--- START OF Stored data ---

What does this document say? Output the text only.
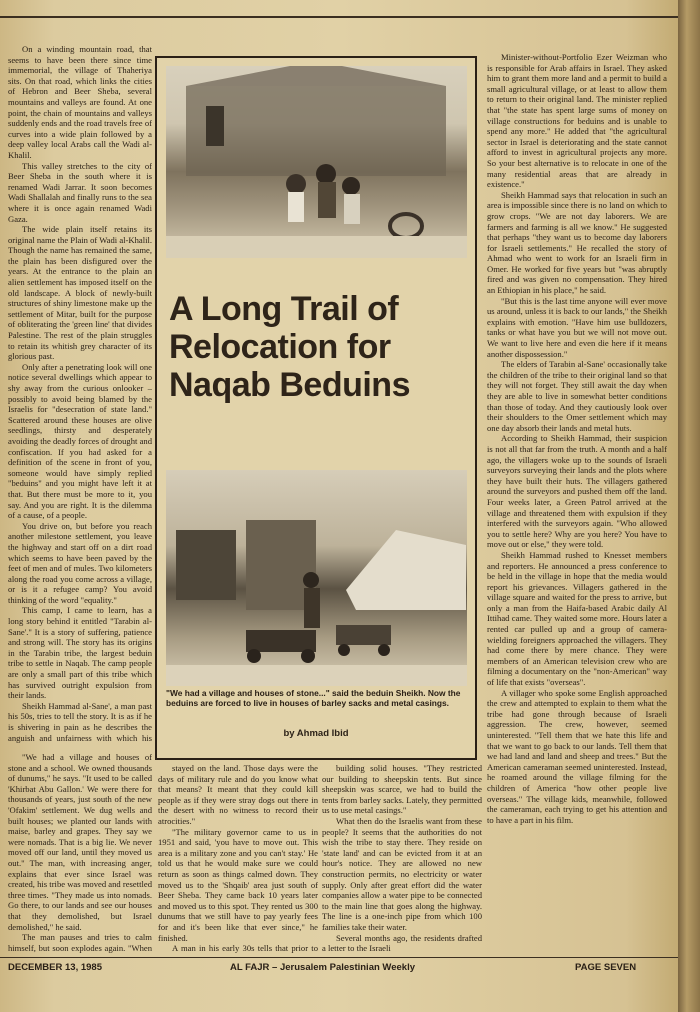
On a winding mountain road, that seems to have been there since time immemorial, the village of Thaheriya sits. On that road, which links the cities of Hebron and Beer Sheba, several mountains and valleys are found. At one point, the chain of mountains and valleys suddenly ends and the road travels free of curves into a wide plain followed by a deep valley local Arabs call the Wadi al-Khalil.

This valley stretches to the city of Beer Sheba in the south where it is renamed Wadi Jarrar. It soon becomes Wadi Shallalah and finally runs to the sea where it is once again renamed Wadi Gaza.

The wide plain itself retains its original name the Plain of Wadi al-Khalil. Though the name has remained the same, the plain has been disfigured over the years. At the entrance to the plain an alien settlement has imposed itself on the old landscape. A block of newly-built structures of shiny limestone make up the settlement of Mitar, built for the purpose of obliterating the 'green line' that divides Palestine. The rest of the plain struggles to retain its whitish grey character of its glorious past.

Only after a penetrating look will one notice several dwellings which appear to shy away from the curious onlooker – possibly to avoid being blamed by the Israelis for "desecration of state land." Scattered around these houses are olive seedlings, thirsty and desperately avoiding the deadly forces of drought and confiscation. If you had asked for a definition of the scene in front of you, someone would have simply replied "beduins" and you might have left it at that. But there must be more to it, you say. And you are right. It is the dilemma of a cause, of a people.

You drive on, but before you reach another milestone settlement, you leave the highway and start off on a dirt road which seems to have been paved by the feet of men and of mules. Two kilometers along the road you come across a village, or is it a refugee camp? You avoid thinking of the word "equality."

This camp, I came to learn, has a long story behind it entitled "Tarabin al-Sane'." It is a story of suffering, patience and strong will. The story has its origins in the Tarabin tribe, the largest beduin tribe to settle in Naqab. The camp people are only a small part of this tribe which has survived outright expulsion from their lands.

Sheikh Hammad al-Sane', a man past his 50s, tries to tell the story. It is as if he is shivering in pain as he describes the anguish and unfairness with which his

"We had a village and houses of stone and a school. We owned thousands of dunums," he says. "It used to be called 'Khirbat Abu Gallon.' We were there for thousands of years, just south of the new 'Ofakim' settlement. We dug wells and built houses; we planted our lands with maise, barley and grapes. They say we were nomads. That is a big lie. We never moved off our land, until they moved us out." The man, with increasing anger, explains that ever since Israel was created, his tribe was moved and resettled three times. "They made us into nomads. Go there, to our lands and see our houses that they demolished, but Israel demolished," he said.

The man pauses and tries to calm himself, but soon explodes again. "When

A Long Trail of Relocation for Naqab Beduins
"We had a village and houses of stone..." said the beduin Sheikh. Now the beduins are forced to live in houses of barley sacks and metal casings.
by Ahmad Ibid

stayed on the land. Those days were the days of military rule and do you know what that means? It meant that they could kill people as if they were stray dogs out there in the desert with no witness to record their atrocities."

"The military governor came to us in 1951 and said, 'you have to move out. This area is a military zone and you can't stay.' He told us that he would make sure we could return as soon as things calmed down. They moved us to the 'Shqaib' area just south of Beer Sheba. They came back 10 years later and moved us to this spot. They rented us 300 dunums that we still have to pay yearly fees for and it's been like that ever since," he finished.

A man in his early 30s tells that prior to

building solid houses. "They restricted our building to sheepskin tents. But since sheepskin was scarce, we had to build the tents from barley sacks. Lately, they permitted us to use metal casings."

What then do the Israelis want from these people? It seems that the authorities do not wish the tribe to stay there. They reside on 'state land' and can be evicted from it at an hour's notice. They are allowed no new construction permits, no electricity or water supply. Only after great effort did the water companies allow a water pipe to be connected to the main line that goes along the highway. The line is a one-inch pipe from which 100 families take their water.

Several months ago, the residents drafted a letter to the Israeli

Minister-without-Portfolio Ezer Weizman who is responsible for Arab affairs in Israel. They asked him to grant them more land and a permit to build a small agricultural village, or at least to allow them to return to their original land. The minister replied that "the state has spent large sums of money on village constructions for beduins and is unable to spend any more." He added that "the agricultural sector in Israel is deteriorating and the state cannot afford to invest in agricultural projects any more. So your best alternative is to relocate in one of the many residential areas that are already in existence."

Sheikh Hammad says that relocation in such an area is impossible since there is no land on which to grow crops. "We are not day laborers. We are farmers and farming is all we know." He suggested that perhaps "they want us to become day laborers for Israeli settlements." He recalled the story of Ahmad who went to work for an Israeli firm in Omer. He worked for five years but "was abruptly fired and was given no compensation. They hired an Ethiopian in his place," he said.

"But this is the last time anyone will ever move us around, unless it is back to our lands," the Sheikh explains with emotion. "Have him use bulldozers, tanks or what have you but we will not move out. We want to live here and even die here if it means another dispossession."

The elders of Tarabin al-Sane' occasionally take the children of the tribe to their original land so that they will not forget. They still await the day when they are able to live in somewhat better conditions than those of today. And they cautiously look over their shoulders to the Omer settlement which may one day absorb their lands and metal huts.

According to Sheikh Hammad, their suspicion is not all that far from the truth. A month and a half ago, the villagers woke up to the sounds of Israeli surveyors surveying their lands and the plots where they have built their huts. The villagers gathered around the surveyors and pushed them off the land. Four weeks later, a Green Patrol arrived at the village and threatened them with expulsion if they interfered with the surveyors again. "Who allowed you to settle here? Why are you here? You have to move out or else," they were told.

Sheikh Hammad rushed to Knesset members and reporters. He announced a press conference to be held in the village in hope that the media would report his grievances. Villagers gathered in the village square and waited for the press to arrive, but only a man from the Haifa-based Arabic daily Al Ittihad came. They waited some more. Hours later a rented car pulled up and a group of camera-wielding foreigners approached the villagers. They had come there by mere chance. They were members of an American television crew who are filming a documentary on the "non-American" way of life that exists "overseas".

A villager who spoke some English approached the crew and attempted to explain to them what the tribe had gone through because of Israeli aggression. The crew, however, seemed uninterested. "Tell them that we hate this life and that we want to go back to our lands. Tell them that we had land and land and sheep and trees." But the American cameraman seemed uninterested. Instead, he roamed around the village filming for the children of America "how other people live overseas." The village kids, meanwhile, followed the cameraman, each trying to get his attention and to have a part in his film.

DECEMBER 13, 1985	AL FAJR – Jerusalem Palestinian Weekly	PAGE SEVEN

--- END OF Stored data ---

■ **Problem to solve**: Show every line that contains the word "Ahmad".

■ **Finished answer**:
by Ahmad Ibid
Sheikh Hammad says that relocation in such an area is impossible since there is no land on which to grow crops. "We are not day laborers. We are farmers and farming is all we know." He suggested that perhaps "they want us to become day laborers for Israeli settlements." He recalled the story of Ahmad who went to work for an Israeli firm in Omer. He worked for five years but "was abruptly fired and was given no compensation. They hired an Ethiopian in his place," he said.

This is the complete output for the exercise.